EXERCISE INSTRUCTIONS ::
Reproduce exactly the lines from the one containing "Extract the structured" through the last line of the data, both ends included.

RECORD EXTRACTS ::
- - - - -

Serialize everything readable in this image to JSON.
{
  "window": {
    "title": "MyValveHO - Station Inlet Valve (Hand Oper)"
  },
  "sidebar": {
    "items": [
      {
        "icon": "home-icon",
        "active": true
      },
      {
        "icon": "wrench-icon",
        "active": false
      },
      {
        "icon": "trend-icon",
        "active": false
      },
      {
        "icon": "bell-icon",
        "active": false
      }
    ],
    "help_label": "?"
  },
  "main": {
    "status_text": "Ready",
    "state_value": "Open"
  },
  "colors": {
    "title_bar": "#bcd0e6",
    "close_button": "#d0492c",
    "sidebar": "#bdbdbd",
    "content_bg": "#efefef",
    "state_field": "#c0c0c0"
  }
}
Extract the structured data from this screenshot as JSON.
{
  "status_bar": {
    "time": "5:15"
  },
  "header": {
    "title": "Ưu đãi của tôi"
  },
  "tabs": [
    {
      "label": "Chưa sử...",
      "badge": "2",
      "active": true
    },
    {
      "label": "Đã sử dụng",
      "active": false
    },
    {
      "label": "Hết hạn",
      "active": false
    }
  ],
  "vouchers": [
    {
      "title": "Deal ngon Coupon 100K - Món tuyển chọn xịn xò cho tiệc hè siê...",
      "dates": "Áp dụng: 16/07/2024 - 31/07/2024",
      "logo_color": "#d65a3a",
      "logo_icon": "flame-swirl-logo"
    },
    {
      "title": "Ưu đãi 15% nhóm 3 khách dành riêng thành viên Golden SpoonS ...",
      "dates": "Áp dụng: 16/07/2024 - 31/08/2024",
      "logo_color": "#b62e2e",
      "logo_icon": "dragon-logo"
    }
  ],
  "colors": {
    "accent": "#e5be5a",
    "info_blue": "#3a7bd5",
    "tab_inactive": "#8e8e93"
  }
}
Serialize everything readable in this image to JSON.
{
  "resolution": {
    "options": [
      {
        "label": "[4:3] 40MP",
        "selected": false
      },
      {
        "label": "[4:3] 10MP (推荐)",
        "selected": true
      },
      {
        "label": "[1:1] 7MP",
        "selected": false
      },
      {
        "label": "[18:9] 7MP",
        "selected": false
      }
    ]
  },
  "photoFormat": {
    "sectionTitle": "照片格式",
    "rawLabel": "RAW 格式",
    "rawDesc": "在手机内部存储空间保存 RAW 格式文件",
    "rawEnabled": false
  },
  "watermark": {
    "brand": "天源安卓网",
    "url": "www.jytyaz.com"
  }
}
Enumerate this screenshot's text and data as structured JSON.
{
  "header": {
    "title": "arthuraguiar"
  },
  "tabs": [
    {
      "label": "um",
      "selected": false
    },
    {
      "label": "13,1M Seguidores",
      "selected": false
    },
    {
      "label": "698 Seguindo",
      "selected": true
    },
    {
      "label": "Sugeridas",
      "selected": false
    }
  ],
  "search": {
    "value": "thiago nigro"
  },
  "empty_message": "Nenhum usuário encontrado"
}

- - - - -

OUTPUT FOR THIS EXERCISE ::
Extract the structured data from this screenshot as JSON.
{
  "status_bar": {
    "time": "5:15"
  },
  "header": {
    "title": "Ưu đãi của tôi"
  },
  "tabs": [
    {
      "label": "Chưa sử...",
      "badge": "2",
      "active": true
    },
    {
      "label": "Đã sử dụng",
      "active": false
    },
    {
      "label": "Hết hạn",
      "active": false
    }
  ],
  "vouchers": [
    {
      "title": "Deal ngon Coupon 100K - Món tuyển chọn xịn xò cho tiệc hè siê...",
      "dates": "Áp dụng: 16/07/2024 - 31/07/2024",
      "logo_color": "#d65a3a",
      "logo_icon": "flame-swirl-logo"
    },
    {
      "title": "Ưu đãi 15% nhóm 3 khách dành riêng thành viên Golden SpoonS ...",
      "dates": "Áp dụng: 16/07/2024 - 31/08/2024",
      "logo_color": "#b62e2e",
      "logo_icon": "dragon-logo"
    }
  ],
  "colors": {
    "accent": "#e5be5a",
    "info_blue": "#3a7bd5",
    "tab_inactive": "#8e8e93"
  }
}
Serialize everything readable in this image to JSON.
{
  "resolution": {
    "options": [
      {
        "label": "[4:3] 40MP",
        "selected": false
      },
      {
        "label": "[4:3] 10MP (推荐)",
        "selected": true
      },
      {
        "label": "[1:1] 7MP",
        "selected": false
      },
      {
        "label": "[18:9] 7MP",
        "selected": false
      }
    ]
  },
  "photoFormat": {
    "sectionTitle": "照片格式",
    "rawLabel": "RAW 格式",
    "rawDesc": "在手机内部存储空间保存 RAW 格式文件",
    "rawEnabled": false
  },
  "watermark": {
    "brand": "天源安卓网",
    "url": "www.jytyaz.com"
  }
}
Enumerate this screenshot's text and data as structured JSON.
{
  "header": {
    "title": "arthuraguiar"
  },
  "tabs": [
    {
      "label": "um",
      "selected": false
    },
    {
      "label": "13,1M Seguidores",
      "selected": false
    },
    {
      "label": "698 Seguindo",
      "selected": true
    },
    {
      "label": "Sugeridas",
      "selected": false
    }
  ],
  "search": {
    "value": "thiago nigro"
  },
  "empty_message": "Nenhum usuário encontrado"
}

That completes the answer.